+++ Entries +++
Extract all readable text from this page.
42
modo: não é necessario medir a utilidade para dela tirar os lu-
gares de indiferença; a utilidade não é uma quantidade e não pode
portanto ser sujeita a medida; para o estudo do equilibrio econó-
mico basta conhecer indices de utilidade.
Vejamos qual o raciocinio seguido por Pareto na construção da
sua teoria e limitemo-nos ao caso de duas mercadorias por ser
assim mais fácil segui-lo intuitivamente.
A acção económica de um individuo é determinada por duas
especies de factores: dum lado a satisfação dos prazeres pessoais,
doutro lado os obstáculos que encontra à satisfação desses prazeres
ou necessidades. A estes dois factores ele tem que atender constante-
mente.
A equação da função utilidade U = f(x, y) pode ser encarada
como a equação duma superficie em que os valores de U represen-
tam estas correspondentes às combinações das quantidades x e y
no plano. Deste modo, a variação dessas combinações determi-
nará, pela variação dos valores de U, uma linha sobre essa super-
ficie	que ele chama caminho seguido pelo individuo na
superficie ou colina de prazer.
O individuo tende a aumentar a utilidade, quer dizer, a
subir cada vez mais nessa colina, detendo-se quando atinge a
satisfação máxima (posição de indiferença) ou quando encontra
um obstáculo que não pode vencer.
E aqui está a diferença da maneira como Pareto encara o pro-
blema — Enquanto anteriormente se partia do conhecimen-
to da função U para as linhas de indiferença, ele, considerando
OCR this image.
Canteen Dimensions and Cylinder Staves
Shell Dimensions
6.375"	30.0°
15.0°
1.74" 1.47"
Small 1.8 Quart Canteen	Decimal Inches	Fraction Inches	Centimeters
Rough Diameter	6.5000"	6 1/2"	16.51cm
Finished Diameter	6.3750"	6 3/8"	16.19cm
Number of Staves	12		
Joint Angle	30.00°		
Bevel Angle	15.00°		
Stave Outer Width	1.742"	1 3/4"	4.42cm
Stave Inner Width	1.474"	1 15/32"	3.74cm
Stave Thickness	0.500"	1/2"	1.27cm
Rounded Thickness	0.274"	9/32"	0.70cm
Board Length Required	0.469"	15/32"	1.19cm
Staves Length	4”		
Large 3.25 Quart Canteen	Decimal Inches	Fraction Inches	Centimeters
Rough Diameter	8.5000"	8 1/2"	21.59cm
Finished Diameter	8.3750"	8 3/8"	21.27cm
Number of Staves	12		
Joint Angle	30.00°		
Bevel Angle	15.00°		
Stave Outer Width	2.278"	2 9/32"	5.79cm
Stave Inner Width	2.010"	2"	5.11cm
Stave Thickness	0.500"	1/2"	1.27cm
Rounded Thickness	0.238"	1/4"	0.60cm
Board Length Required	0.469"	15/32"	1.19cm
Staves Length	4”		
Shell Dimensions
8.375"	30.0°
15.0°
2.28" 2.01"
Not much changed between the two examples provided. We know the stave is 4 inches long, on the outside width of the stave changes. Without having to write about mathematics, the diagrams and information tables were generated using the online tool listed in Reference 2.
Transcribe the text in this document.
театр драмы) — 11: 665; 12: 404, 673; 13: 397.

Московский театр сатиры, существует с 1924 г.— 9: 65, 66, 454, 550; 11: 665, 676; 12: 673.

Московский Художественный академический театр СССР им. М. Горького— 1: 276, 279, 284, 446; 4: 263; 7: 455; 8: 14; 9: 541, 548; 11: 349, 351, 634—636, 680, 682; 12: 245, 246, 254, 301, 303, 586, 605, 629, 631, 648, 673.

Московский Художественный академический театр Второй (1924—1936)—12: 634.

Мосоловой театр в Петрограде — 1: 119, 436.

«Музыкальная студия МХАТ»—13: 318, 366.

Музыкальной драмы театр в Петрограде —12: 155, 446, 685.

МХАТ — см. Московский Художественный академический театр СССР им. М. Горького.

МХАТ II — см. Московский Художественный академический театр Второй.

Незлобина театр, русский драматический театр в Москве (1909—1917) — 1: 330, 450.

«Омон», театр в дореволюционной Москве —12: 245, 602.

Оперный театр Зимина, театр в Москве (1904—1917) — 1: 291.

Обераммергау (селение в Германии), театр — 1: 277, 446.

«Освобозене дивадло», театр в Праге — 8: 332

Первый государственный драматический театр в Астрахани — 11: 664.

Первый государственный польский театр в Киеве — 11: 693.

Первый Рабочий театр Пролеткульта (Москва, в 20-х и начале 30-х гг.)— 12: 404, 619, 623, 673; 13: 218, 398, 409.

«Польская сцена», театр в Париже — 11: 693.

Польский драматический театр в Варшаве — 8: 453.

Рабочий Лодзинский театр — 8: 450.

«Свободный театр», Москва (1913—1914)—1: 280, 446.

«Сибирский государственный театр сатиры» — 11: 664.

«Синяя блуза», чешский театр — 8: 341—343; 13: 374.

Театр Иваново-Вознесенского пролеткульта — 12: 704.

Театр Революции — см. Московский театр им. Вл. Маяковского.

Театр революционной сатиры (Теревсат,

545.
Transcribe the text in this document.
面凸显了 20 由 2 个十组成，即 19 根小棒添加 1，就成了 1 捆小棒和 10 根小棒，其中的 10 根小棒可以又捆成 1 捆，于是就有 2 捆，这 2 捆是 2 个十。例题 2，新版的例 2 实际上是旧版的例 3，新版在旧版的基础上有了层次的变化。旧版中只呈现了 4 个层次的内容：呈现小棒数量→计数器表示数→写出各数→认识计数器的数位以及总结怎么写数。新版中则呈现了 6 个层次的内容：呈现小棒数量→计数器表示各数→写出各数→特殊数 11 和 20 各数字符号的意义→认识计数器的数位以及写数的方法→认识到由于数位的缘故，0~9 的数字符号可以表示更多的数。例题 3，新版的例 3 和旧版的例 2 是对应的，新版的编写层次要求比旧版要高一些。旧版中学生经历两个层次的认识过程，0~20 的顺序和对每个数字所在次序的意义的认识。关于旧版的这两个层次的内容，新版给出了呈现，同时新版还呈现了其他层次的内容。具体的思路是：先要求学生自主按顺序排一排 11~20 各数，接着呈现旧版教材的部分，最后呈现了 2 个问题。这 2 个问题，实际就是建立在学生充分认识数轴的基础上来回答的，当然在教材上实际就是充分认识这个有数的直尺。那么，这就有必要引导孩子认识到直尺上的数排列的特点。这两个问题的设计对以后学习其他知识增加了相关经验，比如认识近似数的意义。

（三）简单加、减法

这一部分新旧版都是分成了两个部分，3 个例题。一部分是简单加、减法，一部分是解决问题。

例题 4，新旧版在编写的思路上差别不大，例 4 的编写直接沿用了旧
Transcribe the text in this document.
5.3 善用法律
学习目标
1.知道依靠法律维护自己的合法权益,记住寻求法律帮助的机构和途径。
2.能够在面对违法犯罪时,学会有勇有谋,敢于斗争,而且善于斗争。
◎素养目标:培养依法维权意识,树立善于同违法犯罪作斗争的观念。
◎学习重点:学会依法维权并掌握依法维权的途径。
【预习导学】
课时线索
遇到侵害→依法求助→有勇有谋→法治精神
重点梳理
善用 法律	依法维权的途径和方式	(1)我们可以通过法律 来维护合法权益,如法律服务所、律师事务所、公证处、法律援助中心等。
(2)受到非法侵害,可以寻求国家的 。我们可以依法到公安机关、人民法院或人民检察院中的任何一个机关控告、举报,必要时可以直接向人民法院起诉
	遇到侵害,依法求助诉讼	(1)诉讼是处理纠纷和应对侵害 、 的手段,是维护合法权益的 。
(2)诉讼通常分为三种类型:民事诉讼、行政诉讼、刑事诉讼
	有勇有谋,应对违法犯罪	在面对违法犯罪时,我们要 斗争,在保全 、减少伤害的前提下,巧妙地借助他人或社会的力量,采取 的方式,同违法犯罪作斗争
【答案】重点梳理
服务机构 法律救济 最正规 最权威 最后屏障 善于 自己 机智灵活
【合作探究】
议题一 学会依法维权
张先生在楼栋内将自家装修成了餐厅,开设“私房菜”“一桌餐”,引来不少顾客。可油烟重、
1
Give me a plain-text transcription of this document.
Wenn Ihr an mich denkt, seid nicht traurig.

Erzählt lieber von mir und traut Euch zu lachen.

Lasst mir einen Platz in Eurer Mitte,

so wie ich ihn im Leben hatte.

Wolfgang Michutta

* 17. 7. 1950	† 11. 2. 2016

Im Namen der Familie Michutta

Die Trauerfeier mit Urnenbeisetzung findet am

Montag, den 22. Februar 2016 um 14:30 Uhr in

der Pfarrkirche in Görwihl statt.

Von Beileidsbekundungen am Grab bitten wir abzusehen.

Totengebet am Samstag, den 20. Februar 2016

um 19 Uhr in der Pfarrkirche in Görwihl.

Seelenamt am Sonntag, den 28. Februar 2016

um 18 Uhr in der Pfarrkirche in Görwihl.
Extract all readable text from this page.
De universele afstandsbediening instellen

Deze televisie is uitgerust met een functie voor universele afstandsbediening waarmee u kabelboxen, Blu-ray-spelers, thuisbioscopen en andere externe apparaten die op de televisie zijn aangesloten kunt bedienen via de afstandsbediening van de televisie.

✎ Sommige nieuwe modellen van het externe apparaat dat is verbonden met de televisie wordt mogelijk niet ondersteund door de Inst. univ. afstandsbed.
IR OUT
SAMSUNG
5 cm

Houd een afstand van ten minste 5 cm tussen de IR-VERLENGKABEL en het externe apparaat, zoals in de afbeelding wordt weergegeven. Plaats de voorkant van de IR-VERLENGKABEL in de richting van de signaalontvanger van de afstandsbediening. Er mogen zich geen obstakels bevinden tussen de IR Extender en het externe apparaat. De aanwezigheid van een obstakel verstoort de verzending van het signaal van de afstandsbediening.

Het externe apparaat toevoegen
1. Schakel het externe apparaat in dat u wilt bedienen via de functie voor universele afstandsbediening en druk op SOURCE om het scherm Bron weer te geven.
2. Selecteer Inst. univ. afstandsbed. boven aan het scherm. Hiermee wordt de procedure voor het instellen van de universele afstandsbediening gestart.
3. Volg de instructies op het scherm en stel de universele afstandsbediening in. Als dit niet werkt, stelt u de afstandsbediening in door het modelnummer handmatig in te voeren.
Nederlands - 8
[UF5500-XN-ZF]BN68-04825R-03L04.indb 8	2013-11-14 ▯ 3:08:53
+++
(What you will do)
Among the entries above, identify all lines with "individuo" and copy them.

(The solution)
A acção económica de um individuo é determinada por duas
ficie	que ele chama caminho seguido pelo individuo na
O individuo tende a aumentar a utilidade, quer dizer, a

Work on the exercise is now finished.